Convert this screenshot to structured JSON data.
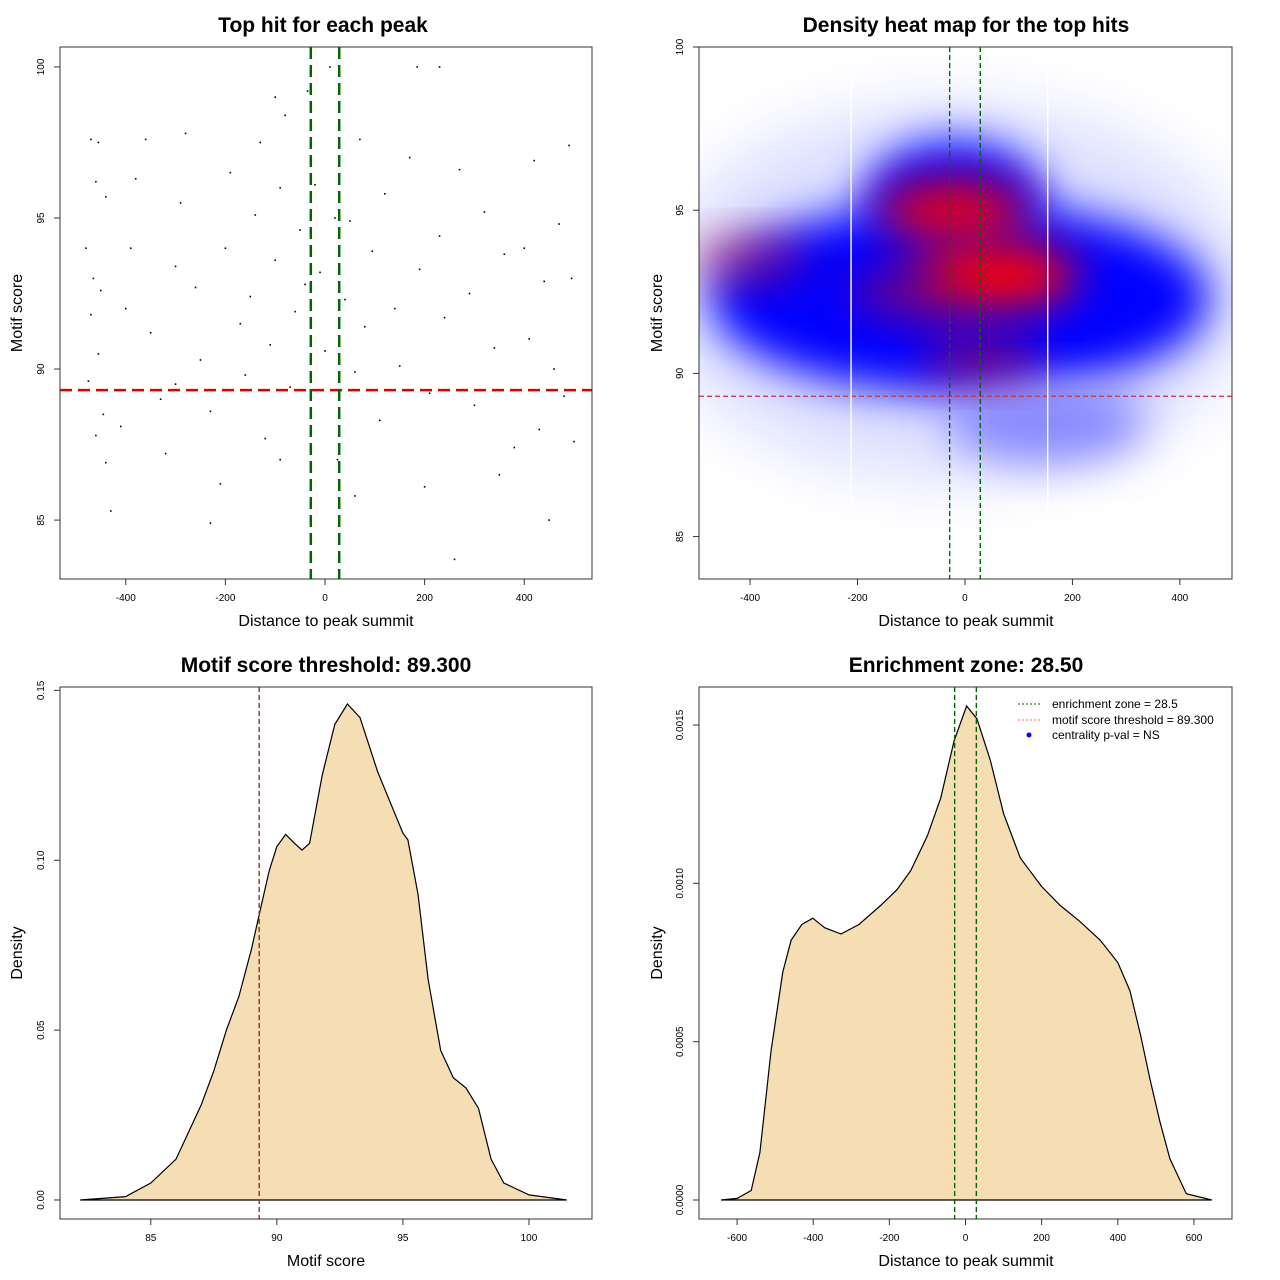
{
  "chart_data": [
    {
      "type": "scatter",
      "title": "Top hit for each peak",
      "xlabel": "Distance to peak summit",
      "ylabel": "Motif score",
      "xlim": [
        -532,
        536
      ],
      "ylim": [
        83.05,
        100.66
      ],
      "xticks": [
        "-400",
        "-200",
        "0",
        "200",
        "400"
      ],
      "yticks": [
        "85",
        "90",
        "95",
        "100"
      ],
      "hlines": [
        {
          "y": 89.3,
          "color": "#dd0000",
          "style": "dashed"
        }
      ],
      "vlines": [
        {
          "x": -28.5,
          "color": "#006600",
          "style": "dashed"
        },
        {
          "x": 28.5,
          "color": "#006600",
          "style": "dashed"
        }
      ],
      "points_sample": [
        [
          -470,
          97.6
        ],
        [
          -455,
          97.5
        ],
        [
          -460,
          96.2
        ],
        [
          -440,
          95.7
        ],
        [
          -480,
          94.0
        ],
        [
          -465,
          93.0
        ],
        [
          -450,
          92.6
        ],
        [
          -470,
          91.8
        ],
        [
          -455,
          90.5
        ],
        [
          -475,
          89.6
        ],
        [
          -445,
          88.5
        ],
        [
          -460,
          87.8
        ],
        [
          -440,
          86.9
        ],
        [
          -430,
          85.3
        ],
        [
          -410,
          88.1
        ],
        [
          -400,
          92.0
        ],
        [
          -390,
          94.0
        ],
        [
          -380,
          96.3
        ],
        [
          -360,
          97.6
        ],
        [
          -350,
          91.2
        ],
        [
          -330,
          89.0
        ],
        [
          -320,
          87.2
        ],
        [
          -300,
          93.4
        ],
        [
          -290,
          95.5
        ],
        [
          -280,
          97.8
        ],
        [
          -260,
          92.7
        ],
        [
          -250,
          90.3
        ],
        [
          -230,
          88.6
        ],
        [
          -210,
          86.2
        ],
        [
          -200,
          94.0
        ],
        [
          -190,
          96.5
        ],
        [
          -170,
          91.5
        ],
        [
          -160,
          89.8
        ],
        [
          -150,
          92.4
        ],
        [
          -140,
          95.1
        ],
        [
          -130,
          97.5
        ],
        [
          -120,
          87.7
        ],
        [
          -110,
          90.8
        ],
        [
          -100,
          93.6
        ],
        [
          -90,
          96.0
        ],
        [
          -80,
          98.4
        ],
        [
          -70,
          89.4
        ],
        [
          -60,
          91.9
        ],
        [
          -50,
          94.6
        ],
        [
          -40,
          92.8
        ],
        [
          -35,
          99.2
        ],
        [
          -20,
          96.1
        ],
        [
          -10,
          93.2
        ],
        [
          0,
          90.6
        ],
        [
          10,
          100.0
        ],
        [
          20,
          95.0
        ],
        [
          25,
          87.0
        ],
        [
          40,
          92.3
        ],
        [
          50,
          94.9
        ],
        [
          60,
          89.9
        ],
        [
          70,
          97.6
        ],
        [
          80,
          91.4
        ],
        [
          95,
          93.9
        ],
        [
          110,
          88.3
        ],
        [
          120,
          95.8
        ],
        [
          140,
          92.0
        ],
        [
          150,
          90.1
        ],
        [
          170,
          97.0
        ],
        [
          190,
          93.3
        ],
        [
          200,
          86.1
        ],
        [
          210,
          89.2
        ],
        [
          230,
          94.4
        ],
        [
          240,
          91.7
        ],
        [
          260,
          83.7
        ],
        [
          270,
          96.6
        ],
        [
          290,
          92.5
        ],
        [
          300,
          88.8
        ],
        [
          320,
          95.2
        ],
        [
          340,
          90.7
        ],
        [
          360,
          93.8
        ],
        [
          380,
          87.4
        ],
        [
          400,
          94.0
        ],
        [
          410,
          91.0
        ],
        [
          420,
          96.9
        ],
        [
          430,
          88.0
        ],
        [
          440,
          92.9
        ],
        [
          450,
          85.0
        ],
        [
          460,
          90.0
        ],
        [
          470,
          94.8
        ],
        [
          480,
          89.1
        ],
        [
          490,
          97.4
        ],
        [
          495,
          93.0
        ],
        [
          500,
          87.6
        ],
        [
          -230,
          84.9
        ],
        [
          -100,
          99.0
        ],
        [
          185,
          100.0
        ],
        [
          230,
          100.0
        ],
        [
          -90,
          87.0
        ],
        [
          60,
          85.8
        ],
        [
          -300,
          89.5
        ],
        [
          350,
          86.5
        ]
      ]
    },
    {
      "type": "heatmap",
      "title": "Density heat map for the top hits",
      "xlabel": "Distance to peak summit",
      "ylabel": "Motif score",
      "xlim": [
        -495,
        497
      ],
      "ylim": [
        83.7,
        100
      ],
      "xticks": [
        "-400",
        "-200",
        "0",
        "200",
        "400"
      ],
      "yticks": [
        "85",
        "90",
        "95",
        "100"
      ],
      "colors": [
        "#ffffff",
        "#0000ff",
        "#ff0000"
      ],
      "hlines": [
        {
          "y": 89.3,
          "color": "#cc3333",
          "style": "dashed"
        }
      ],
      "vlines": [
        {
          "x": -28.5,
          "color": "#006600",
          "style": "dashed"
        },
        {
          "x": 28.5,
          "color": "#006600",
          "style": "dashed"
        },
        {
          "x": -212,
          "color": "#ffffff",
          "style": "solid"
        },
        {
          "x": 154,
          "color": "#ffffff",
          "style": "solid"
        }
      ],
      "hotspots": [
        {
          "x": 60,
          "y": 93.0,
          "level": 1.0
        },
        {
          "x": -20,
          "y": 95.0,
          "level": 0.9
        },
        {
          "x": -100,
          "y": 92.5,
          "level": 0.6
        },
        {
          "x": -400,
          "y": 93.5,
          "level": 0.55
        },
        {
          "x": 30,
          "y": 90.5,
          "level": 0.6
        }
      ]
    },
    {
      "type": "area",
      "title": "Motif score threshold: 89.300",
      "xlabel": "Motif score",
      "ylabel": "Density",
      "xlim": [
        81.4,
        102.5
      ],
      "ylim": [
        -0.0056,
        0.151
      ],
      "xticks": [
        "85",
        "90",
        "95",
        "100"
      ],
      "yticks": [
        "0.00",
        "0.05",
        "0.10",
        "0.15"
      ],
      "fill": "#f5deb3",
      "vlines": [
        {
          "x": 89.3,
          "color": "#aa2222",
          "style": "dashed"
        }
      ],
      "x": [
        82.2,
        84,
        85,
        86,
        87,
        87.5,
        88,
        88.5,
        89,
        89.3,
        89.7,
        90,
        90.35,
        90.7,
        91,
        91.3,
        91.8,
        92.3,
        92.8,
        93.3,
        94,
        95,
        95.2,
        95.6,
        96,
        96.5,
        97,
        97.5,
        98,
        98.5,
        99,
        100,
        101.5
      ],
      "y": [
        0,
        0.001,
        0.005,
        0.012,
        0.028,
        0.038,
        0.05,
        0.06,
        0.074,
        0.084,
        0.097,
        0.104,
        0.1076,
        0.105,
        0.103,
        0.105,
        0.125,
        0.14,
        0.146,
        0.142,
        0.126,
        0.108,
        0.106,
        0.09,
        0.065,
        0.044,
        0.036,
        0.033,
        0.027,
        0.012,
        0.005,
        0.0015,
        0
      ]
    },
    {
      "type": "area",
      "title": "Enrichment zone: 28.50",
      "xlabel": "Distance to peak summit",
      "ylabel": "Density",
      "xlim": [
        -700,
        700
      ],
      "ylim": [
        -6e-05,
        0.00162
      ],
      "xticks": [
        "-600",
        "-400",
        "-200",
        "0",
        "200",
        "400",
        "600"
      ],
      "yticks": [
        "0.0000",
        "0.0005",
        "0.0010",
        "0.0015"
      ],
      "fill": "#f5deb3",
      "vlines": [
        {
          "x": -28.5,
          "color": "#006600",
          "style": "dashed"
        },
        {
          "x": 28.5,
          "color": "#006600",
          "style": "dashed"
        }
      ],
      "x": [
        -642,
        -600,
        -563,
        -540,
        -511,
        -480,
        -458,
        -430,
        -401,
        -370,
        -327,
        -280,
        -223,
        -180,
        -144,
        -100,
        -65,
        -30,
        3,
        30,
        65,
        100,
        144,
        200,
        249,
        300,
        354,
        400,
        432,
        460,
        485,
        510,
        537,
        580,
        647
      ],
      "y": [
        0,
        5e-06,
        3e-05,
        0.00015,
        0.00047,
        0.00072,
        0.00082,
        0.00087,
        0.00089,
        0.00086,
        0.00084,
        0.00087,
        0.00093,
        0.00098,
        0.00104,
        0.00115,
        0.00127,
        0.00145,
        0.00156,
        0.00152,
        0.00139,
        0.00122,
        0.00108,
        0.00099,
        0.00093,
        0.00088,
        0.00082,
        0.00075,
        0.00066,
        0.00052,
        0.00038,
        0.00025,
        0.00013,
        2e-05,
        0
      ],
      "legend": [
        {
          "label": "enrichment zone = 28.5",
          "color": "#006600",
          "symbol": "dotted-line"
        },
        {
          "label": "motif score threshold = 89.300",
          "color": "#ff6666",
          "symbol": "dotted-line"
        },
        {
          "label": "centrality p-val = NS",
          "color": "#0000ff",
          "symbol": "dot"
        }
      ],
      "legend_position": "top-right"
    }
  ]
}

• Goal:
Give only the number of lines in the records that include the word "type".

• The completed task:
4